=== Task description ===
Exactly reproduce the entries, dropping any pictures from your copy.

(Data tied to figure images)
====================

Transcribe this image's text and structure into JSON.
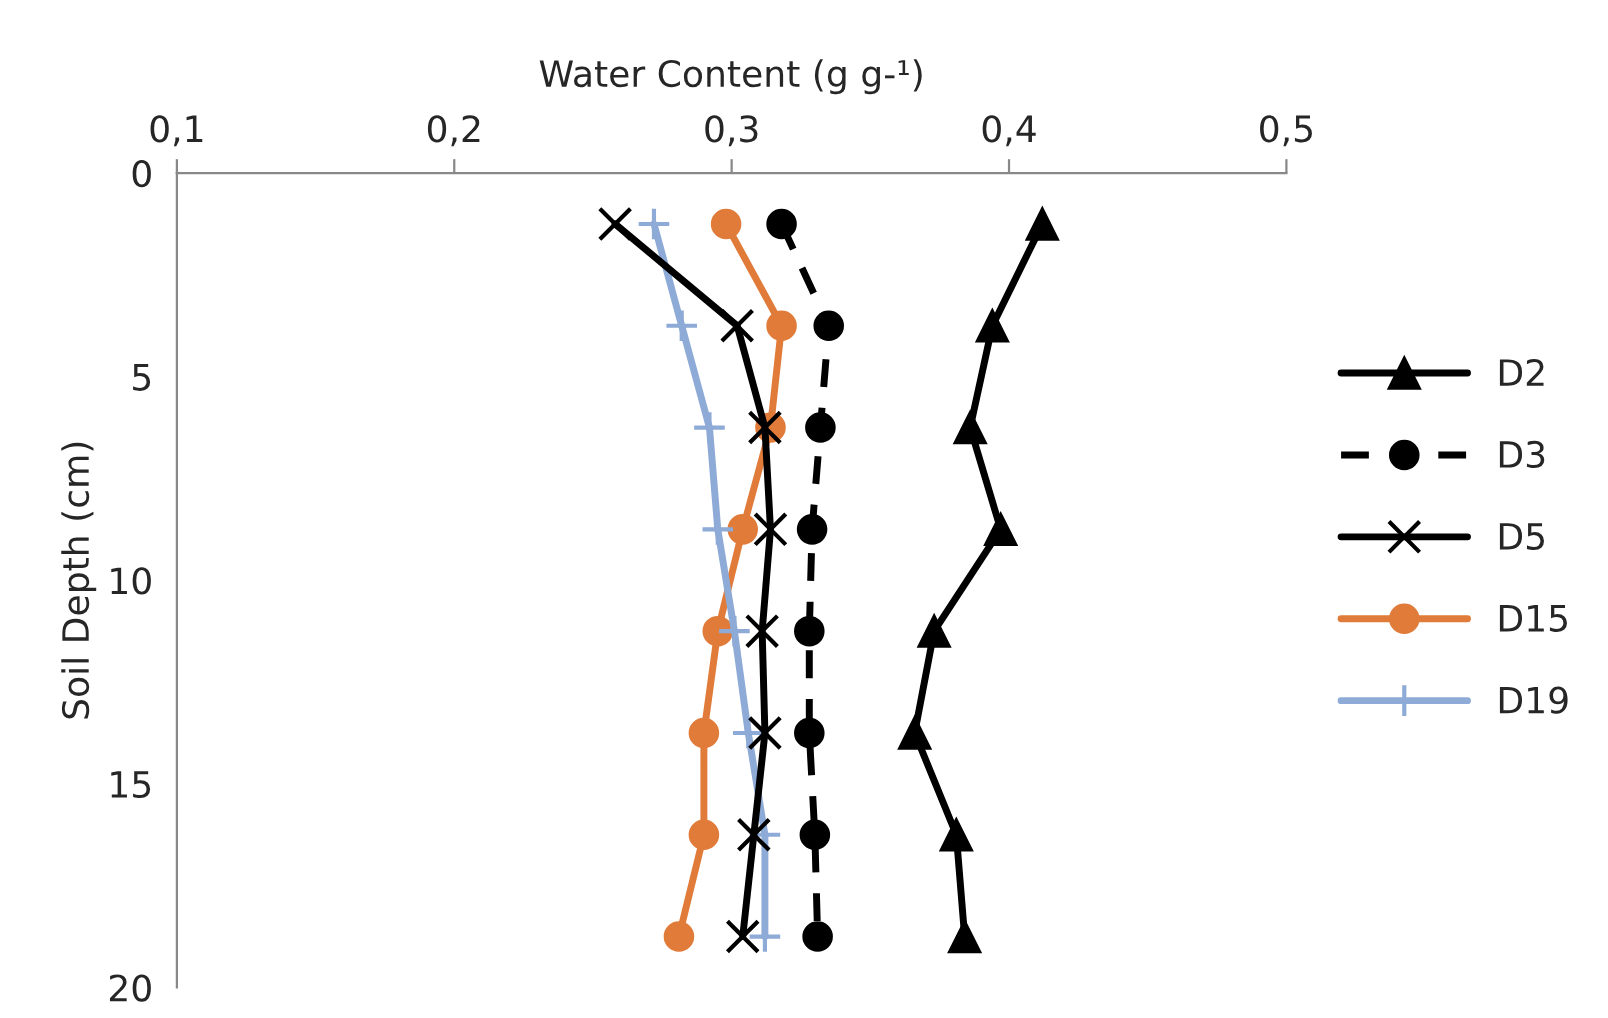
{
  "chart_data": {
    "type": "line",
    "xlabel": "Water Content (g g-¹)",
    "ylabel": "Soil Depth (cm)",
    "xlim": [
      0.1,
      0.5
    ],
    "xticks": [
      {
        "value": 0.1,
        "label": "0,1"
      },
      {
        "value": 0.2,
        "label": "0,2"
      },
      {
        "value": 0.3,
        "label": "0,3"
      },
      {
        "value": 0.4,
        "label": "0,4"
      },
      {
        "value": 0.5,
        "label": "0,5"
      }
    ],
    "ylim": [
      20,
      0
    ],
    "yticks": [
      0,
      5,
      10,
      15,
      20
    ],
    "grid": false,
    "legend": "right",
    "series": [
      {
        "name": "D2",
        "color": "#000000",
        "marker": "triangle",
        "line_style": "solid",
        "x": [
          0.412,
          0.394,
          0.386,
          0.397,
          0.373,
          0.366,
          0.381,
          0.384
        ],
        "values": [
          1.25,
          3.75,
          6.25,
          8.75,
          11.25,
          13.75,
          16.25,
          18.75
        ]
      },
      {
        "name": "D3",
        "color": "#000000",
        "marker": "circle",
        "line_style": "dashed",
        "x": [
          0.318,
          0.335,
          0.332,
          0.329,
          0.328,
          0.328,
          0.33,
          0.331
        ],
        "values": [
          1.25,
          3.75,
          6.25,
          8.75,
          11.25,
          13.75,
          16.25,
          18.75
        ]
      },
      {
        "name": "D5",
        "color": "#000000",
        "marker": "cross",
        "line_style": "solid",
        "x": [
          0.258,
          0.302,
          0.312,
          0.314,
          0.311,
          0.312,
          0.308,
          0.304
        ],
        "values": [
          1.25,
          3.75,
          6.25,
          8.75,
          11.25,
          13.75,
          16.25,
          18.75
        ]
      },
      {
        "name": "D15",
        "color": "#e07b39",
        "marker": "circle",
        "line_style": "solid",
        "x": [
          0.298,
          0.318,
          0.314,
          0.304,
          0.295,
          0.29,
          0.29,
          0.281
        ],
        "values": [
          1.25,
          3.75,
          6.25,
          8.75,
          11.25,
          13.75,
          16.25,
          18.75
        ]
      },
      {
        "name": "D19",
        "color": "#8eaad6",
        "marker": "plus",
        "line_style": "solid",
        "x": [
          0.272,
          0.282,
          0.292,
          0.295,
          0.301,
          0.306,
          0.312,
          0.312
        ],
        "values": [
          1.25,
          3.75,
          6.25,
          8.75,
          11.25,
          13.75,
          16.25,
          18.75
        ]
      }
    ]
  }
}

====================

=== The completed task ===
Transcribe this image's text and structure into JSON.
{
  "chart_data": {
    "type": "line",
    "xlabel": "Water Content (g g-¹)",
    "ylabel": "Soil Depth (cm)",
    "xlim": [
      0.1,
      0.5
    ],
    "xticks": [
      {
        "value": 0.1,
        "label": "0,1"
      },
      {
        "value": 0.2,
        "label": "0,2"
      },
      {
        "value": 0.3,
        "label": "0,3"
      },
      {
        "value": 0.4,
        "label": "0,4"
      },
      {
        "value": 0.5,
        "label": "0,5"
      }
    ],
    "ylim": [
      20,
      0
    ],
    "yticks": [
      0,
      5,
      10,
      15,
      20
    ],
    "grid": false,
    "legend": "right",
    "series": [
      {
        "name": "D2",
        "color": "#000000",
        "marker": "triangle",
        "line_style": "solid",
        "x": [
          0.412,
          0.394,
          0.386,
          0.397,
          0.373,
          0.366,
          0.381,
          0.384
        ],
        "values": [
          1.25,
          3.75,
          6.25,
          8.75,
          11.25,
          13.75,
          16.25,
          18.75
        ]
      },
      {
        "name": "D3",
        "color": "#000000",
        "marker": "circle",
        "line_style": "dashed",
        "x": [
          0.318,
          0.335,
          0.332,
          0.329,
          0.328,
          0.328,
          0.33,
          0.331
        ],
        "values": [
          1.25,
          3.75,
          6.25,
          8.75,
          11.25,
          13.75,
          16.25,
          18.75
        ]
      },
      {
        "name": "D5",
        "color": "#000000",
        "marker": "cross",
        "line_style": "solid",
        "x": [
          0.258,
          0.302,
          0.312,
          0.314,
          0.311,
          0.312,
          0.308,
          0.304
        ],
        "values": [
          1.25,
          3.75,
          6.25,
          8.75,
          11.25,
          13.75,
          16.25,
          18.75
        ]
      },
      {
        "name": "D15",
        "color": "#e07b39",
        "marker": "circle",
        "line_style": "solid",
        "x": [
          0.298,
          0.318,
          0.314,
          0.304,
          0.295,
          0.29,
          0.29,
          0.281
        ],
        "values": [
          1.25,
          3.75,
          6.25,
          8.75,
          11.25,
          13.75,
          16.25,
          18.75
        ]
      },
      {
        "name": "D19",
        "color": "#8eaad6",
        "marker": "plus",
        "line_style": "solid",
        "x": [
          0.272,
          0.282,
          0.292,
          0.295,
          0.301,
          0.306,
          0.312,
          0.312
        ],
        "values": [
          1.25,
          3.75,
          6.25,
          8.75,
          11.25,
          13.75,
          16.25,
          18.75
        ]
      }
    ]
  }
}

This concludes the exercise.